(Data items)
■ ■ ■ ■ ■ ■ ■

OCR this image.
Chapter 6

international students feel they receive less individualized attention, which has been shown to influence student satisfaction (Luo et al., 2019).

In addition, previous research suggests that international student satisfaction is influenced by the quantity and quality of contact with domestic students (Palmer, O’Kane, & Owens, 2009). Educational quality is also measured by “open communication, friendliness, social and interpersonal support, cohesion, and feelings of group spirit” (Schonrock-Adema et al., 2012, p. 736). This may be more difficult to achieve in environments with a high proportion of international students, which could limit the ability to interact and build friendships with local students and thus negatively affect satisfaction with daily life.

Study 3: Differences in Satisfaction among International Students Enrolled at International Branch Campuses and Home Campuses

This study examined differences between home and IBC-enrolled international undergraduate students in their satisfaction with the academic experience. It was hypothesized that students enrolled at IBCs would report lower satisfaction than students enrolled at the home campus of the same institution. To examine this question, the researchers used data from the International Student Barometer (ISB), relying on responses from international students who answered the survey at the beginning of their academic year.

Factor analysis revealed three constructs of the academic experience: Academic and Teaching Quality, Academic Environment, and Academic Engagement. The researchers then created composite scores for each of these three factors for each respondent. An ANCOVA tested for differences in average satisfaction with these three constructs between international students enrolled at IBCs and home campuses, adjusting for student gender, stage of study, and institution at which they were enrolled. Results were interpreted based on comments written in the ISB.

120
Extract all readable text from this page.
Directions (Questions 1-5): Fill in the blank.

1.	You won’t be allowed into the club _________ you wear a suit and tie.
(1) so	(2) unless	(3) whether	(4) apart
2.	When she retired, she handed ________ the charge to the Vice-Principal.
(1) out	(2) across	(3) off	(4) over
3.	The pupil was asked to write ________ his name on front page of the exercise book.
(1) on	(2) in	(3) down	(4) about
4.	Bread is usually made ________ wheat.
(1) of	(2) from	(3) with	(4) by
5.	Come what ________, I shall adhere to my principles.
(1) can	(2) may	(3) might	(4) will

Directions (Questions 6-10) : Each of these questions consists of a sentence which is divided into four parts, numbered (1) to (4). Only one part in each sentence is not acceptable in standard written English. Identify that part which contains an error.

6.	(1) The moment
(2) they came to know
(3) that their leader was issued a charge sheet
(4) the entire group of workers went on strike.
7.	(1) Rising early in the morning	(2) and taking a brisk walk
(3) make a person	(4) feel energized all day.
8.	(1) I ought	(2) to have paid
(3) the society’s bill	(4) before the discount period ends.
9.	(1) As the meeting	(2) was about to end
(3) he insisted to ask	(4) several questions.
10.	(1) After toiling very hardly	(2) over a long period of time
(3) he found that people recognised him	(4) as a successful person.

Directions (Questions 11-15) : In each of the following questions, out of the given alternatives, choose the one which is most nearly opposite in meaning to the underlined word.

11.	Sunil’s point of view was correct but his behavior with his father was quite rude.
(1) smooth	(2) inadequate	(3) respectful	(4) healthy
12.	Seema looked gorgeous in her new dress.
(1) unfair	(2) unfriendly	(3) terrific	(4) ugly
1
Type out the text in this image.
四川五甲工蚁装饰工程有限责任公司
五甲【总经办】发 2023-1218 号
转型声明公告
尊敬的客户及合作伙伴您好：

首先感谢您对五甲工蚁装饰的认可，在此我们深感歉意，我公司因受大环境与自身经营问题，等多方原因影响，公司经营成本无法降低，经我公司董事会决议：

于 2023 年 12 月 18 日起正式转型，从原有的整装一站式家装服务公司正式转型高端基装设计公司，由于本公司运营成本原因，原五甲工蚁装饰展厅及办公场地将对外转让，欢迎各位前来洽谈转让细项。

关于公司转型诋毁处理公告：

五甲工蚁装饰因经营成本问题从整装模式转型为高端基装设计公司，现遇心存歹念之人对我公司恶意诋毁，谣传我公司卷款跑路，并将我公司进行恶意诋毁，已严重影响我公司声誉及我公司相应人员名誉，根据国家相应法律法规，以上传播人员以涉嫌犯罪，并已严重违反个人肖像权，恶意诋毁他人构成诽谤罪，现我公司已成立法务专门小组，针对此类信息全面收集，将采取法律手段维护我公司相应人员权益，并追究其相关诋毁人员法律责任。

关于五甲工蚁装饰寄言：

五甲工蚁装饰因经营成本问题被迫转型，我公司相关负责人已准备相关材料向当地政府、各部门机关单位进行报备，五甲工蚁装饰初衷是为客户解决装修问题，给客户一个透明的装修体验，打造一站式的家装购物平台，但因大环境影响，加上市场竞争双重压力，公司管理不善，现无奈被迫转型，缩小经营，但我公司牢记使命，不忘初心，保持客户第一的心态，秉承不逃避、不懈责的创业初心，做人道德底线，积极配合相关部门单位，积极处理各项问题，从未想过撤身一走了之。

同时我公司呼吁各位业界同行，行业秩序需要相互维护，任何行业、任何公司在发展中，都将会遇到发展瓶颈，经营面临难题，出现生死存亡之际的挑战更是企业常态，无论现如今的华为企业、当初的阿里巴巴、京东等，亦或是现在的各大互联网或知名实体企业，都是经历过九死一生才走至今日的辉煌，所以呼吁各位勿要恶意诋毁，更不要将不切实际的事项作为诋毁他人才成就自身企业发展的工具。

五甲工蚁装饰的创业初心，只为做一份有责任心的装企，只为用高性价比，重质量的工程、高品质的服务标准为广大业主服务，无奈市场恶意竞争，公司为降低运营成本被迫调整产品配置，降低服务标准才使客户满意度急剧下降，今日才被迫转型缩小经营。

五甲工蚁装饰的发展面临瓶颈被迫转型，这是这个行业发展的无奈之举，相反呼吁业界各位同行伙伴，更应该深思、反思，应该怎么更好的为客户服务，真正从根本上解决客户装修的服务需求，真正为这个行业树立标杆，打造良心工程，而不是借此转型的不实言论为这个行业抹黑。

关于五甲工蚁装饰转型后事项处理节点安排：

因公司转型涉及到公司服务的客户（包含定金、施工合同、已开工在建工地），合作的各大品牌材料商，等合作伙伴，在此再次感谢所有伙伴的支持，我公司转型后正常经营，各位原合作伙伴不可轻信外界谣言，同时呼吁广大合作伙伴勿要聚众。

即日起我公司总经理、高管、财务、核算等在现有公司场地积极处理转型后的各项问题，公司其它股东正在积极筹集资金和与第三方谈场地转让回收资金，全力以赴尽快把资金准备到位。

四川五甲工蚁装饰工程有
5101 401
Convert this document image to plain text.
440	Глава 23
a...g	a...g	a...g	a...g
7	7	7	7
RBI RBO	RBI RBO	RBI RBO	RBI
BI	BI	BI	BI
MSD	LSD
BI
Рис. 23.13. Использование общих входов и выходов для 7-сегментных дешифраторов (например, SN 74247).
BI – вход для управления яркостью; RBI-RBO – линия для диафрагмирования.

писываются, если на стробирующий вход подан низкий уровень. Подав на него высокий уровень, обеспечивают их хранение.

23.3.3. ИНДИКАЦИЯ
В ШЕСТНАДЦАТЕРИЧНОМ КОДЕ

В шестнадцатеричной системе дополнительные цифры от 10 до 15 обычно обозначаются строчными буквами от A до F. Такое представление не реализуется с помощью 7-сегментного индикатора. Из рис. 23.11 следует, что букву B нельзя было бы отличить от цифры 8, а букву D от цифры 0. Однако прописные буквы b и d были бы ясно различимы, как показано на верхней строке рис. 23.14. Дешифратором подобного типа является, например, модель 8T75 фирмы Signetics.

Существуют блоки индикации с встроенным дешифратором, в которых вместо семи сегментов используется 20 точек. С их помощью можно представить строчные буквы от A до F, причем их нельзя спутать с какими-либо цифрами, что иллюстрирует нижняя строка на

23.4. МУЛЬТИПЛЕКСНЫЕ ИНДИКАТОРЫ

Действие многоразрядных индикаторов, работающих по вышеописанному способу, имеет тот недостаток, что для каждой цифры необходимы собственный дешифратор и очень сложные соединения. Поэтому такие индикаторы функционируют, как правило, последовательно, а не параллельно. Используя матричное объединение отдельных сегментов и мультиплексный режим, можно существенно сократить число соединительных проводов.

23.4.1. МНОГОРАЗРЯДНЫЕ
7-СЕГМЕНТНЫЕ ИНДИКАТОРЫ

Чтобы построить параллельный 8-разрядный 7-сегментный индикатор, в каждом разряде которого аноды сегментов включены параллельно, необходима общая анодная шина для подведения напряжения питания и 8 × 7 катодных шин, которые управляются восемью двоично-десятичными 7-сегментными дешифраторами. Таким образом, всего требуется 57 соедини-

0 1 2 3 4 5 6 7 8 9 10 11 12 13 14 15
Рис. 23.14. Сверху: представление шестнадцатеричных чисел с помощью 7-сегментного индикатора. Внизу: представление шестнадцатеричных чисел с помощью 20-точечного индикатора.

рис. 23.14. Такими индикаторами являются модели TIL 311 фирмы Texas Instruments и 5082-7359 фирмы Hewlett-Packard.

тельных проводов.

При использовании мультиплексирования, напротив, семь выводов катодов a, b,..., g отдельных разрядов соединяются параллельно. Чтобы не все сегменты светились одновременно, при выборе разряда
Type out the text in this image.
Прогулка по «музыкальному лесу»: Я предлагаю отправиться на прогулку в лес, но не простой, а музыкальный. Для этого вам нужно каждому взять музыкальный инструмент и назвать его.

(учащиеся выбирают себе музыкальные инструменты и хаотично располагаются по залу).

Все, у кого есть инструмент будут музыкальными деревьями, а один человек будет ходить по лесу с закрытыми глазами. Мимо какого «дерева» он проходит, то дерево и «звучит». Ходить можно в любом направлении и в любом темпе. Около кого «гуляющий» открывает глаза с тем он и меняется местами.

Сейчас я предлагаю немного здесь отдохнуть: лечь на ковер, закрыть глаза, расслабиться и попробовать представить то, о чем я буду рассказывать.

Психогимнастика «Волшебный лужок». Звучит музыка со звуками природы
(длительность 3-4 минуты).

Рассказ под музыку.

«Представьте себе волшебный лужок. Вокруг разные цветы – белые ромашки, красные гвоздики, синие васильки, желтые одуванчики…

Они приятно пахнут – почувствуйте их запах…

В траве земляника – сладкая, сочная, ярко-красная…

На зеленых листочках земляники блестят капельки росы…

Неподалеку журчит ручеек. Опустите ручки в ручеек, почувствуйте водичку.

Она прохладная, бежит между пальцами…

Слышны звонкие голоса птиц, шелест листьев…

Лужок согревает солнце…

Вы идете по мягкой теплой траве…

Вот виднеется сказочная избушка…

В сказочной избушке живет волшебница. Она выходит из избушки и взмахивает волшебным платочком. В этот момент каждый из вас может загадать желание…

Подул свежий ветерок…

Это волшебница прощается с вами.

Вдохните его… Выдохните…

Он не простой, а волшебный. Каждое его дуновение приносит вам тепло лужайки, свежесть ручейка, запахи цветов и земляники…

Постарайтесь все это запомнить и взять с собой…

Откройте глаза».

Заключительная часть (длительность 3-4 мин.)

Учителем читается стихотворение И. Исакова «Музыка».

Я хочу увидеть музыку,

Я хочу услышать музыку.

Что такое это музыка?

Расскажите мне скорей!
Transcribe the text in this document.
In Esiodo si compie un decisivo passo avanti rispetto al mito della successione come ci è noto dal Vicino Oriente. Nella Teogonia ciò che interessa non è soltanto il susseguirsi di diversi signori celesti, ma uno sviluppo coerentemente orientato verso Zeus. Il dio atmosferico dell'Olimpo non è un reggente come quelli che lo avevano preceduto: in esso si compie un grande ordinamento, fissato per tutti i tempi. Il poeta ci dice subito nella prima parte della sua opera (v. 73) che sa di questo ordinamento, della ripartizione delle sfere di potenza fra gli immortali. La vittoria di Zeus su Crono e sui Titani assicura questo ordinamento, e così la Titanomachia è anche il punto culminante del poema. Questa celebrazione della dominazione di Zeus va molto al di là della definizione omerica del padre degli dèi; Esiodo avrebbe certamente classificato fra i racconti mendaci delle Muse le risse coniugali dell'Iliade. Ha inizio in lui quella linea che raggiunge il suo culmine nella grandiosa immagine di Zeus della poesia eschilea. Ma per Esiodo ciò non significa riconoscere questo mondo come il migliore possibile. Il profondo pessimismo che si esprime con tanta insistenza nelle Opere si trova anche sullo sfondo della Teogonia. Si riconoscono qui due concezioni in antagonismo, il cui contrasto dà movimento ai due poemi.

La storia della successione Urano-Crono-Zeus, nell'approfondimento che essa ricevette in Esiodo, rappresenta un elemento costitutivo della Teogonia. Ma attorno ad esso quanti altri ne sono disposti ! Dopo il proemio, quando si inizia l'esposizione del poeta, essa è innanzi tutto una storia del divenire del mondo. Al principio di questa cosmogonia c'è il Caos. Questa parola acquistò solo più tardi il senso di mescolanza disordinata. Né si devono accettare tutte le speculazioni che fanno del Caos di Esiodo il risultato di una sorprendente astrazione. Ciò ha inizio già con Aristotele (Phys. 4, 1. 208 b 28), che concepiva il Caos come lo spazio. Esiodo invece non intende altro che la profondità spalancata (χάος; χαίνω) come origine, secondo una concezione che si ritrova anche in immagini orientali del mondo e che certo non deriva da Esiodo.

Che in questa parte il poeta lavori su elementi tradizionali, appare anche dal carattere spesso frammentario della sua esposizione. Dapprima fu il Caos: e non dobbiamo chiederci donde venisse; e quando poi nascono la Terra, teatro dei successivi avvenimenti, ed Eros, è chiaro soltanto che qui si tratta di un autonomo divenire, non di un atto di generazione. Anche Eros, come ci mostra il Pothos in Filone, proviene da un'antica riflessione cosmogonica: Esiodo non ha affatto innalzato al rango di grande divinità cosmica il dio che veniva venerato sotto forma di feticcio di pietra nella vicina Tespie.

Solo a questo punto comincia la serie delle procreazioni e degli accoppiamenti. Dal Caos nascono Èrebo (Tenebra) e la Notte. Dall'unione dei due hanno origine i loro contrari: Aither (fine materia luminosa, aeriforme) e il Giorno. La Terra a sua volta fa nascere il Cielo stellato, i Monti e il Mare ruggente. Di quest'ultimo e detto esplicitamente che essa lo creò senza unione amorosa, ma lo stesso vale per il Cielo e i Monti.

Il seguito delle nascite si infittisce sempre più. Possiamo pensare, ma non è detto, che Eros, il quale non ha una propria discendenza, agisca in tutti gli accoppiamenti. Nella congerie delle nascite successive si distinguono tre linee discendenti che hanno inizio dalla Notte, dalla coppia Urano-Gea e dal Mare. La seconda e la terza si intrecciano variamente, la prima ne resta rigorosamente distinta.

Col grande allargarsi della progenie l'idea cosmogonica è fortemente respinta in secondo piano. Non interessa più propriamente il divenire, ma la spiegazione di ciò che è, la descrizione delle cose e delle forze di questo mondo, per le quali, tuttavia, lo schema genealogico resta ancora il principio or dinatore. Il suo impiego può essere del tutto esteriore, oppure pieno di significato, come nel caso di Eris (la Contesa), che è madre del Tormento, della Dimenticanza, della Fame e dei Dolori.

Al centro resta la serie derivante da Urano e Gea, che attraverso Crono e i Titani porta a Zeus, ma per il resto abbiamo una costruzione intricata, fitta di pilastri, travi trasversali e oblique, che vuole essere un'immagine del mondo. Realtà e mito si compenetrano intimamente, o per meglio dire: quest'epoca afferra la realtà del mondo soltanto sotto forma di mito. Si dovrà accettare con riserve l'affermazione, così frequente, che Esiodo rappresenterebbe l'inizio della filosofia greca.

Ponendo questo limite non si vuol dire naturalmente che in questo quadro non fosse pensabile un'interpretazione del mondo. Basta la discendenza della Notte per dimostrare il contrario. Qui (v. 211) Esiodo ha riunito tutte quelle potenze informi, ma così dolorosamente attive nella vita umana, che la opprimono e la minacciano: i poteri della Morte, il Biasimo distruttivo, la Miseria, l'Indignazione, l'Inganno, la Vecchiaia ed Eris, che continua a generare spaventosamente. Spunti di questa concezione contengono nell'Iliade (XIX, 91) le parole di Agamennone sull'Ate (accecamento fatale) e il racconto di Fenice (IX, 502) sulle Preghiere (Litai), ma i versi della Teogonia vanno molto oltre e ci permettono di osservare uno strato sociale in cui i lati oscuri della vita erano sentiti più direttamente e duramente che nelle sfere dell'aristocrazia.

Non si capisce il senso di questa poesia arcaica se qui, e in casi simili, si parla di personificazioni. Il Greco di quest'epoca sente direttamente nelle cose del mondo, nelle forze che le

■ ■ ■ ■ ■ ■ ■

- Stated exercise
Report how many lines in the listing include the word "tutte". Give nothing but the count.

- Expected answer
2